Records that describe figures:
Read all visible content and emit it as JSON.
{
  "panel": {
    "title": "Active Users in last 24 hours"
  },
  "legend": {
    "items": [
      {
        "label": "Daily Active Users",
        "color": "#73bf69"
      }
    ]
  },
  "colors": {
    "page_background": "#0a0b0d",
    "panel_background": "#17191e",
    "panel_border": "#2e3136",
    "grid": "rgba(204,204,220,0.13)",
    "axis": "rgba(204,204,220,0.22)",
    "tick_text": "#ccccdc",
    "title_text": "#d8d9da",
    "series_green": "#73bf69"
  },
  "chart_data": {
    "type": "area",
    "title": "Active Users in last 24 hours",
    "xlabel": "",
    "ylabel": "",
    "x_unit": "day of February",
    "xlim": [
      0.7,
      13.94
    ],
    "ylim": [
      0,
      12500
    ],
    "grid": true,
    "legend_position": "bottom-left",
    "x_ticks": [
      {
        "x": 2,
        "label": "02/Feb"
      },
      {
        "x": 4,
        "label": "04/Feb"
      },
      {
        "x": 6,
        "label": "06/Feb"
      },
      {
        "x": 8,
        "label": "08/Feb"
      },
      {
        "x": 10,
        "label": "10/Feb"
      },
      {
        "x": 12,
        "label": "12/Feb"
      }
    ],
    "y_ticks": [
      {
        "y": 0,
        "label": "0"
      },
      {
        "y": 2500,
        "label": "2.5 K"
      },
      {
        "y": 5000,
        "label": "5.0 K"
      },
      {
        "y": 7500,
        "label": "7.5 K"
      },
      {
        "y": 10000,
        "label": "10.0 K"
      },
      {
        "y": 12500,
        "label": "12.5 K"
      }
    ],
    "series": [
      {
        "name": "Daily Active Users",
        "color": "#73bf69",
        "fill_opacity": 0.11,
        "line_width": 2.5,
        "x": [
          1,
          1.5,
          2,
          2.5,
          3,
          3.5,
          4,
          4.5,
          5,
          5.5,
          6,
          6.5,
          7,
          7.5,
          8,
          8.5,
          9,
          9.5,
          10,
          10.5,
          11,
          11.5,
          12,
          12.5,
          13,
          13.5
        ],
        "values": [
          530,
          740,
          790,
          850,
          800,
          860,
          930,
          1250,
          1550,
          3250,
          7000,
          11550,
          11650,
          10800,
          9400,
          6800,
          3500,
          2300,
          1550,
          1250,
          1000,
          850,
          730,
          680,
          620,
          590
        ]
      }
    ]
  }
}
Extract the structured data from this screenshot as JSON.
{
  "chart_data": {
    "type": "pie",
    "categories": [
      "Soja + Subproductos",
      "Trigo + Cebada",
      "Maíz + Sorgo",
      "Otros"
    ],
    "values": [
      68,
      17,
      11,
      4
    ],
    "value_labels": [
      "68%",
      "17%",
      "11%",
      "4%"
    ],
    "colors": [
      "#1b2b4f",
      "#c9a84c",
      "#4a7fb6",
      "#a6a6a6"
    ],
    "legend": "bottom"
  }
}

• Directions for this task: Return all the data exactly as given.

• Response to this exercise:
Read all visible content and emit it as JSON.
{
  "panel": {
    "title": "Active Users in last 24 hours"
  },
  "legend": {
    "items": [
      {
        "label": "Daily Active Users",
        "color": "#73bf69"
      }
    ]
  },
  "colors": {
    "page_background": "#0a0b0d",
    "panel_background": "#17191e",
    "panel_border": "#2e3136",
    "grid": "rgba(204,204,220,0.13)",
    "axis": "rgba(204,204,220,0.22)",
    "tick_text": "#ccccdc",
    "title_text": "#d8d9da",
    "series_green": "#73bf69"
  },
  "chart_data": {
    "type": "area",
    "title": "Active Users in last 24 hours",
    "xlabel": "",
    "ylabel": "",
    "x_unit": "day of February",
    "xlim": [
      0.7,
      13.94
    ],
    "ylim": [
      0,
      12500
    ],
    "grid": true,
    "legend_position": "bottom-left",
    "x_ticks": [
      {
        "x": 2,
        "label": "02/Feb"
      },
      {
        "x": 4,
        "label": "04/Feb"
      },
      {
        "x": 6,
        "label": "06/Feb"
      },
      {
        "x": 8,
        "label": "08/Feb"
      },
      {
        "x": 10,
        "label": "10/Feb"
      },
      {
        "x": 12,
        "label": "12/Feb"
      }
    ],
    "y_ticks": [
      {
        "y": 0,
        "label": "0"
      },
      {
        "y": 2500,
        "label": "2.5 K"
      },
      {
        "y": 5000,
        "label": "5.0 K"
      },
      {
        "y": 7500,
        "label": "7.5 K"
      },
      {
        "y": 10000,
        "label": "10.0 K"
      },
      {
        "y": 12500,
        "label": "12.5 K"
      }
    ],
    "series": [
      {
        "name": "Daily Active Users",
        "color": "#73bf69",
        "fill_opacity": 0.11,
        "line_width": 2.5,
        "x": [
          1,
          1.5,
          2,
          2.5,
          3,
          3.5,
          4,
          4.5,
          5,
          5.5,
          6,
          6.5,
          7,
          7.5,
          8,
          8.5,
          9,
          9.5,
          10,
          10.5,
          11,
          11.5,
          12,
          12.5,
          13,
          13.5
        ],
        "values": [
          530,
          740,
          790,
          850,
          800,
          860,
          930,
          1250,
          1550,
          3250,
          7000,
          11550,
          11650,
          10800,
          9400,
          6800,
          3500,
          2300,
          1550,
          1250,
          1000,
          850,
          730,
          680,
          620,
          590
        ]
      }
    ]
  }
}
Extract the structured data from this screenshot as JSON.
{
  "chart_data": {
    "type": "pie",
    "categories": [
      "Soja + Subproductos",
      "Trigo + Cebada",
      "Maíz + Sorgo",
      "Otros"
    ],
    "values": [
      68,
      17,
      11,
      4
    ],
    "value_labels": [
      "68%",
      "17%",
      "11%",
      "4%"
    ],
    "colors": [
      "#1b2b4f",
      "#c9a84c",
      "#4a7fb6",
      "#a6a6a6"
    ],
    "legend": "bottom"
  }
}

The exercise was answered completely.